- _MATERIAL FOR THE TASK_
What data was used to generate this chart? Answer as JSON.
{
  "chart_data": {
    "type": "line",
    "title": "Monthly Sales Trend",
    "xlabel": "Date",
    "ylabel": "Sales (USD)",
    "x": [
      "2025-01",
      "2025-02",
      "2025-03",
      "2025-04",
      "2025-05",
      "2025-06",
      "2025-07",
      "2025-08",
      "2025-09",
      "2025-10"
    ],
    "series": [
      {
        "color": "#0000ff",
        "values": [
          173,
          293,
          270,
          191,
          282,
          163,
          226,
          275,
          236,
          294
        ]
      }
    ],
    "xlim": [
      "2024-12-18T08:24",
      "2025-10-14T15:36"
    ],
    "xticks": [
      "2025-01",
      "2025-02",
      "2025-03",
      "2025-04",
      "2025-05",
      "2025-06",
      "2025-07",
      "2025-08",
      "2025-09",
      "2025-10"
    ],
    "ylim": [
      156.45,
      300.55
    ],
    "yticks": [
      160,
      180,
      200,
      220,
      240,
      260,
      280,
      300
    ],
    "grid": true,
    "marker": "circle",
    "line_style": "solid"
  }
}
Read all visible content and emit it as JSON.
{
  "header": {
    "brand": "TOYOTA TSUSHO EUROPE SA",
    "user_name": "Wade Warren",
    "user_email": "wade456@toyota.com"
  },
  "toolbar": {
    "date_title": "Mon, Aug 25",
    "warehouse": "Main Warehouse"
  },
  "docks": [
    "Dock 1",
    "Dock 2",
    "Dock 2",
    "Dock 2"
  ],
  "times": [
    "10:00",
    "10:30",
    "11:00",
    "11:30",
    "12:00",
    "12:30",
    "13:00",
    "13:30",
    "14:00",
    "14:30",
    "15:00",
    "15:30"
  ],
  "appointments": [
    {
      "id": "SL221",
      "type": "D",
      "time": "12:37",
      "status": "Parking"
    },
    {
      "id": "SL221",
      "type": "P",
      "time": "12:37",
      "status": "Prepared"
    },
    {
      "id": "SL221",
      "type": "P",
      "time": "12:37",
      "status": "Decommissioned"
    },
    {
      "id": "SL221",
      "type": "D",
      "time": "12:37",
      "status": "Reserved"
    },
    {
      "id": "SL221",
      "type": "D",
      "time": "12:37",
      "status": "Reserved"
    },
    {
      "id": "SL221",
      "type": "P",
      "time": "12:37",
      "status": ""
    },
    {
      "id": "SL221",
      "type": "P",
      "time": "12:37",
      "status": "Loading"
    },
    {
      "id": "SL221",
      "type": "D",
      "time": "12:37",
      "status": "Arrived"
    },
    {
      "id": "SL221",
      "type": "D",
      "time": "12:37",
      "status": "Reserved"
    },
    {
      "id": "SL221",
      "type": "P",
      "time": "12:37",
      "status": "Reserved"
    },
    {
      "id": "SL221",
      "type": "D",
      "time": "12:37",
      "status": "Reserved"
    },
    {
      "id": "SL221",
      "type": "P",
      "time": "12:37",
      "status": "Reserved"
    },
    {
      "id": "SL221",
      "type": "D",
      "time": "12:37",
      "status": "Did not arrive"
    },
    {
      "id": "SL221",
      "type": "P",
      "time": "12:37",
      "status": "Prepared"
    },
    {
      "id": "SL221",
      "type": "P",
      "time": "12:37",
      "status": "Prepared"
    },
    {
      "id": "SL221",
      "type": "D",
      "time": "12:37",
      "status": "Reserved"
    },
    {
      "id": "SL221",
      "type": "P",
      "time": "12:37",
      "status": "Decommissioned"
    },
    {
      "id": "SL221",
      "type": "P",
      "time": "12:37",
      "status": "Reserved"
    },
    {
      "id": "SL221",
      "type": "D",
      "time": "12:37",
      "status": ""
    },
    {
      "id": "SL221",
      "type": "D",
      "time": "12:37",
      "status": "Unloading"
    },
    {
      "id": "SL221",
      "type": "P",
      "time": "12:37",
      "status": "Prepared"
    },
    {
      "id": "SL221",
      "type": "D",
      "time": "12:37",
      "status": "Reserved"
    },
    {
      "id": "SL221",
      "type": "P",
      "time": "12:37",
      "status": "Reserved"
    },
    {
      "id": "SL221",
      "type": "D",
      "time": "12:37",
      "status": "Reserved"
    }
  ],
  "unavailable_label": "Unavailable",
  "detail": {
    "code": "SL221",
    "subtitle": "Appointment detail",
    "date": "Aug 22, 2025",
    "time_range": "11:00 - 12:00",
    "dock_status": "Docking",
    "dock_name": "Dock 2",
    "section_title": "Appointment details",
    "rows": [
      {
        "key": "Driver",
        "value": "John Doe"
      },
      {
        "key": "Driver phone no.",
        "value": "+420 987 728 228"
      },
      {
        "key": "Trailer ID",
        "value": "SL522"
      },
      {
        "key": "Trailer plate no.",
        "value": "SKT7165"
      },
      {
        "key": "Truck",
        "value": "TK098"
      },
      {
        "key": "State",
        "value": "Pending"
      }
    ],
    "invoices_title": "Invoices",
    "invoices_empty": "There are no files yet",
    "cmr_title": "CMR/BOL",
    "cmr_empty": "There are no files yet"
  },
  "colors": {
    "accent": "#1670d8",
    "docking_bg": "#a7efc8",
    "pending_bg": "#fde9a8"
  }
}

- _INSTRUCTIONS FOR THE TASK_
Exactly reproduce every line of the records.

- _TASK ANSWER_
What data was used to generate this chart? Answer as JSON.
{
  "chart_data": {
    "type": "line",
    "title": "Monthly Sales Trend",
    "xlabel": "Date",
    "ylabel": "Sales (USD)",
    "x": [
      "2025-01",
      "2025-02",
      "2025-03",
      "2025-04",
      "2025-05",
      "2025-06",
      "2025-07",
      "2025-08",
      "2025-09",
      "2025-10"
    ],
    "series": [
      {
        "color": "#0000ff",
        "values": [
          173,
          293,
          270,
          191,
          282,
          163,
          226,
          275,
          236,
          294
        ]
      }
    ],
    "xlim": [
      "2024-12-18T08:24",
      "2025-10-14T15:36"
    ],
    "xticks": [
      "2025-01",
      "2025-02",
      "2025-03",
      "2025-04",
      "2025-05",
      "2025-06",
      "2025-07",
      "2025-08",
      "2025-09",
      "2025-10"
    ],
    "ylim": [
      156.45,
      300.55
    ],
    "yticks": [
      160,
      180,
      200,
      220,
      240,
      260,
      280,
      300
    ],
    "grid": true,
    "marker": "circle",
    "line_style": "solid"
  }
}
Read all visible content and emit it as JSON.
{
  "header": {
    "brand": "TOYOTA TSUSHO EUROPE SA",
    "user_name": "Wade Warren",
    "user_email": "wade456@toyota.com"
  },
  "toolbar": {
    "date_title": "Mon, Aug 25",
    "warehouse": "Main Warehouse"
  },
  "docks": [
    "Dock 1",
    "Dock 2",
    "Dock 2",
    "Dock 2"
  ],
  "times": [
    "10:00",
    "10:30",
    "11:00",
    "11:30",
    "12:00",
    "12:30",
    "13:00",
    "13:30",
    "14:00",
    "14:30",
    "15:00",
    "15:30"
  ],
  "appointments": [
    {
      "id": "SL221",
      "type": "D",
      "time": "12:37",
      "status": "Parking"
    },
    {
      "id": "SL221",
      "type": "P",
      "time": "12:37",
      "status": "Prepared"
    },
    {
      "id": "SL221",
      "type": "P",
      "time": "12:37",
      "status": "Decommissioned"
    },
    {
      "id": "SL221",
      "type": "D",
      "time": "12:37",
      "status": "Reserved"
    },
    {
      "id": "SL221",
      "type": "D",
      "time": "12:37",
      "status": "Reserved"
    },
    {
      "id": "SL221",
      "type": "P",
      "time": "12:37",
      "status": ""
    },
    {
      "id": "SL221",
      "type": "P",
      "time": "12:37",
      "status": "Loading"
    },
    {
      "id": "SL221",
      "type": "D",
      "time": "12:37",
      "status": "Arrived"
    },
    {
      "id": "SL221",
      "type": "D",
      "time": "12:37",
      "status": "Reserved"
    },
    {
      "id": "SL221",
      "type": "P",
      "time": "12:37",
      "status": "Reserved"
    },
    {
      "id": "SL221",
      "type": "D",
      "time": "12:37",
      "status": "Reserved"
    },
    {
      "id": "SL221",
      "type": "P",
      "time": "12:37",
      "status": "Reserved"
    },
    {
      "id": "SL221",
      "type": "D",
      "time": "12:37",
      "status": "Did not arrive"
    },
    {
      "id": "SL221",
      "type": "P",
      "time": "12:37",
      "status": "Prepared"
    },
    {
      "id": "SL221",
      "type": "P",
      "time": "12:37",
      "status": "Prepared"
    },
    {
      "id": "SL221",
      "type": "D",
      "time": "12:37",
      "status": "Reserved"
    },
    {
      "id": "SL221",
      "type": "P",
      "time": "12:37",
      "status": "Decommissioned"
    },
    {
      "id": "SL221",
      "type": "P",
      "time": "12:37",
      "status": "Reserved"
    },
    {
      "id": "SL221",
      "type": "D",
      "time": "12:37",
      "status": ""
    },
    {
      "id": "SL221",
      "type": "D",
      "time": "12:37",
      "status": "Unloading"
    },
    {
      "id": "SL221",
      "type": "P",
      "time": "12:37",
      "status": "Prepared"
    },
    {
      "id": "SL221",
      "type": "D",
      "time": "12:37",
      "status": "Reserved"
    },
    {
      "id": "SL221",
      "type": "P",
      "time": "12:37",
      "status": "Reserved"
    },
    {
      "id": "SL221",
      "type": "D",
      "time": "12:37",
      "status": "Reserved"
    }
  ],
  "unavailable_label": "Unavailable",
  "detail": {
    "code": "SL221",
    "subtitle": "Appointment detail",
    "date": "Aug 22, 2025",
    "time_range": "11:00 - 12:00",
    "dock_status": "Docking",
    "dock_name": "Dock 2",
    "section_title": "Appointment details",
    "rows": [
      {
        "key": "Driver",
        "value": "John Doe"
      },
      {
        "key": "Driver phone no.",
        "value": "+420 987 728 228"
      },
      {
        "key": "Trailer ID",
        "value": "SL522"
      },
      {
        "key": "Trailer plate no.",
        "value": "SKT7165"
      },
      {
        "key": "Truck",
        "value": "TK098"
      },
      {
        "key": "State",
        "value": "Pending"
      }
    ],
    "invoices_title": "Invoices",
    "invoices_empty": "There are no files yet",
    "cmr_title": "CMR/BOL",
    "cmr_empty": "There are no files yet"
  },
  "colors": {
    "accent": "#1670d8",
    "docking_bg": "#a7efc8",
    "pending_bg": "#fde9a8"
  }
}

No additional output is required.